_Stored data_
::::::::

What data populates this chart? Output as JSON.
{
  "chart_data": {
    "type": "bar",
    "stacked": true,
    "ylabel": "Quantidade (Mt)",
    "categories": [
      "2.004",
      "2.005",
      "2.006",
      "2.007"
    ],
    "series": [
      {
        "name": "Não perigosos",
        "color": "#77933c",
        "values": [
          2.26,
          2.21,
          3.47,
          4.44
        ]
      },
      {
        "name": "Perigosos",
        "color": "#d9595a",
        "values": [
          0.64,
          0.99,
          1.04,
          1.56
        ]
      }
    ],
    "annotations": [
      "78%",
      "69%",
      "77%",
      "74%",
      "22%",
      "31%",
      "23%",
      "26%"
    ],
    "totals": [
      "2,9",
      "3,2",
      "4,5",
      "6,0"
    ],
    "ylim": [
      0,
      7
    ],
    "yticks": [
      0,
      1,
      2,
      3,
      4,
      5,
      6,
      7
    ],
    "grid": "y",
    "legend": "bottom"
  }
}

::::::::

From the records above, extract everything verbatim.

_The completed task_
What data populates this chart? Output as JSON.
{
  "chart_data": {
    "type": "bar",
    "stacked": true,
    "ylabel": "Quantidade (Mt)",
    "categories": [
      "2.004",
      "2.005",
      "2.006",
      "2.007"
    ],
    "series": [
      {
        "name": "Não perigosos",
        "color": "#77933c",
        "values": [
          2.26,
          2.21,
          3.47,
          4.44
        ]
      },
      {
        "name": "Perigosos",
        "color": "#d9595a",
        "values": [
          0.64,
          0.99,
          1.04,
          1.56
        ]
      }
    ],
    "annotations": [
      "78%",
      "69%",
      "77%",
      "74%",
      "22%",
      "31%",
      "23%",
      "26%"
    ],
    "totals": [
      "2,9",
      "3,2",
      "4,5",
      "6,0"
    ],
    "ylim": [
      0,
      7
    ],
    "yticks": [
      0,
      1,
      2,
      3,
      4,
      5,
      6,
      7
    ],
    "grid": "y",
    "legend": "bottom"
  }
}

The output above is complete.